--- Begin Page text ---

U.S. Department of Labor Clarifies Rules for Unpaid Internships
Apr 23, 2010
Unpaid internships have long been a mainstay of college students seeking real-world experience. Unfortunately, the recession has led many private companies to take advantage of this free labor. In response, the U.S. Department of Labor has released a fact sheet explaining federal internship regulations under the Fair Labor Standards Act.
Striking a Balance Between Work Experience and Free Labor
The summer after her freshman year at Northwood University, Anna Friedman accepted an unpaid internship in the public relations department of a nursing home in her hometown. She spent three months working closely with mentors in the department, writing press releases, interviewing residents, compiling media kits, creating promotional materials and securing special events coverage with local media outlets. The hours were flexible enough to allow her to also work part time and, as a marketing and business management major, Anna gained career experience that was 'worth so much more than $8 an hour.'
Jenna Lindberg, a graduate of the University of South Carolina, also reflects fondly on her unpaid internship experience. During her senior year, an alumnus offered her a full-time, unpaid internship at an international culture exchange organization headquartered in California. It was 2009, and with no other job prospects in sight, Jenna headed across the country right after graduation. She put in three months of full-time, intensive training, living off graduation money and her savings while she gained hands-on experience in forecasting, competitive research, marketing campaigns and even expansion planning. At the end, she was rewarded with a full-time position and an opportunity to spend summer 2010 working in Spain.

--- End Page text ---
--- Begin Information given ---

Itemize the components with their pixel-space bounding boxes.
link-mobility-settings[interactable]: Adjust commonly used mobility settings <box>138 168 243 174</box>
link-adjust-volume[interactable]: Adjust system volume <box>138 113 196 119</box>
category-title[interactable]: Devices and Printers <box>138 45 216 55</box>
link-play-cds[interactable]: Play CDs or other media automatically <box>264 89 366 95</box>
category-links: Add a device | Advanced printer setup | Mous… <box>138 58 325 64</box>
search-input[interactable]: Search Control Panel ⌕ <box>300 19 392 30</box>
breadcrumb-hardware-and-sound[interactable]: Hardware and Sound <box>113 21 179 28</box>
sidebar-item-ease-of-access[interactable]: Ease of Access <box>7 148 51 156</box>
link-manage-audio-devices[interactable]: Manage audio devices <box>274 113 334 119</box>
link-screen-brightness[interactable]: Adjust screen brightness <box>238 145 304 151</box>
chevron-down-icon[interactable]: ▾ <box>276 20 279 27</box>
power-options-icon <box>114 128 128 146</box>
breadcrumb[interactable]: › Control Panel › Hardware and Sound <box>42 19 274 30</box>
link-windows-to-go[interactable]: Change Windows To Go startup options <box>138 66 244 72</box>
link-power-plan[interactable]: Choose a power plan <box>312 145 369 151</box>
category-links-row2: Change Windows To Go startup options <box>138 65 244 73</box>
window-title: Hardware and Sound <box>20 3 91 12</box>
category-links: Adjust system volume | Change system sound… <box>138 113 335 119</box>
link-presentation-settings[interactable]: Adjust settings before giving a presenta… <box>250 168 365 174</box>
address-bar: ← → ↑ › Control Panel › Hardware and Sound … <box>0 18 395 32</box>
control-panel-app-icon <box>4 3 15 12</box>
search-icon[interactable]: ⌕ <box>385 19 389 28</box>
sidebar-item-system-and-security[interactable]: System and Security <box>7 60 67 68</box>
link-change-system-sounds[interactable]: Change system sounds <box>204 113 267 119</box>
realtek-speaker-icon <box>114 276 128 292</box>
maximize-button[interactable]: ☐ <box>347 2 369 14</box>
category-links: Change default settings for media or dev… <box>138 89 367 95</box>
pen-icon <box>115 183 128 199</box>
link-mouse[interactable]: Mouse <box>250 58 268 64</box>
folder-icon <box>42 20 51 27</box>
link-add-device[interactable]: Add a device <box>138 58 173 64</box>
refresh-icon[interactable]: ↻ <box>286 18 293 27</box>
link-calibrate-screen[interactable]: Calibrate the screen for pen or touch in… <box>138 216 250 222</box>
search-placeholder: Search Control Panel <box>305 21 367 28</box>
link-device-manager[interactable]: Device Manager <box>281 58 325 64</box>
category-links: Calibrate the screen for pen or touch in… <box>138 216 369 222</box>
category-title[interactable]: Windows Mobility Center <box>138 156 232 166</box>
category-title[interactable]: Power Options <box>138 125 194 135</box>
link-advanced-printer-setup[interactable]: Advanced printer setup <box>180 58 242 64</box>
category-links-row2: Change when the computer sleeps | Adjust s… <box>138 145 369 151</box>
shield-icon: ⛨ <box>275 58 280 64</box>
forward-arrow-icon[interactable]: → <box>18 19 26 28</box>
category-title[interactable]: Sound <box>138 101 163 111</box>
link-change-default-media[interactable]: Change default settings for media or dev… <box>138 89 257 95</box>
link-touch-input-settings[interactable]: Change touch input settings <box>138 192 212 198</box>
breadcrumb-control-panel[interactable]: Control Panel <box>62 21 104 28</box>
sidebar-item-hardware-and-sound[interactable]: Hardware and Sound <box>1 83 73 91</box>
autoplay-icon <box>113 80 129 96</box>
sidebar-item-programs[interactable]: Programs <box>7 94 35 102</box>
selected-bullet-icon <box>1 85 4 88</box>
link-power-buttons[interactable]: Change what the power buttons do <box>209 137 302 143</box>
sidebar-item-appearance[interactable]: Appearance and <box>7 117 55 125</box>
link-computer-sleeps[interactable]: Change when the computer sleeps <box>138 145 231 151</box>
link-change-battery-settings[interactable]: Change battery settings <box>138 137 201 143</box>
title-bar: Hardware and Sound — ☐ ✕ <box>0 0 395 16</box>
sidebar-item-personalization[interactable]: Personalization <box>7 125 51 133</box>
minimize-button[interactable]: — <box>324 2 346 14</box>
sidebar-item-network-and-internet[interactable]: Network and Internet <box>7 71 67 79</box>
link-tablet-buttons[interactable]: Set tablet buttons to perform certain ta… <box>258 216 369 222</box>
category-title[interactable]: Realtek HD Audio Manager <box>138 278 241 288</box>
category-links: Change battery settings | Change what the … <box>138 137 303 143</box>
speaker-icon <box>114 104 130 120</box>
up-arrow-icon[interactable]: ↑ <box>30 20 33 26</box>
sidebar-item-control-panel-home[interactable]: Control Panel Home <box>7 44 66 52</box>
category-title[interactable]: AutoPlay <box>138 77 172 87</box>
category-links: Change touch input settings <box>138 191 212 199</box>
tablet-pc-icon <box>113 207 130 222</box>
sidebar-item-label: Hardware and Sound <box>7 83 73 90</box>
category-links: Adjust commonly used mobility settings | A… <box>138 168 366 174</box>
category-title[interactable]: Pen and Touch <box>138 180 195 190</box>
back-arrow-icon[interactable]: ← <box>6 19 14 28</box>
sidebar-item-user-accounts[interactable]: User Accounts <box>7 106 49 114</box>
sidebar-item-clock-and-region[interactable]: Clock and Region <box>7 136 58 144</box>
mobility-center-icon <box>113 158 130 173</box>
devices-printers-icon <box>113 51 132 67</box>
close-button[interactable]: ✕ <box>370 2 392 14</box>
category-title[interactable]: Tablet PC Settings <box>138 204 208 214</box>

--- End Information given ---

→ **Problems**:
1. In the internships article, which university was Anna Friedman attending when she took her unpaid internship?
2. Give the internships article again, starting with "U.S. Department of Labor Clarifies" and going on through "Labor Standards Act.", and switch "fact sheet" to "bulletin".

→ **Answer set**:
1. Northwood University

2.
U.S. Department of Labor Clarifies Rules for Unpaid Internships
Apr 23, 2010
Unpaid internships have long been a mainstay of college students seeking real-world experience. Unfortunately, the recession has led many private companies to take advantage of this free labor. In response, the U.S. Department of Labor has released a bulletin explaining federal internship regulations under the Fair Labor Standards Act.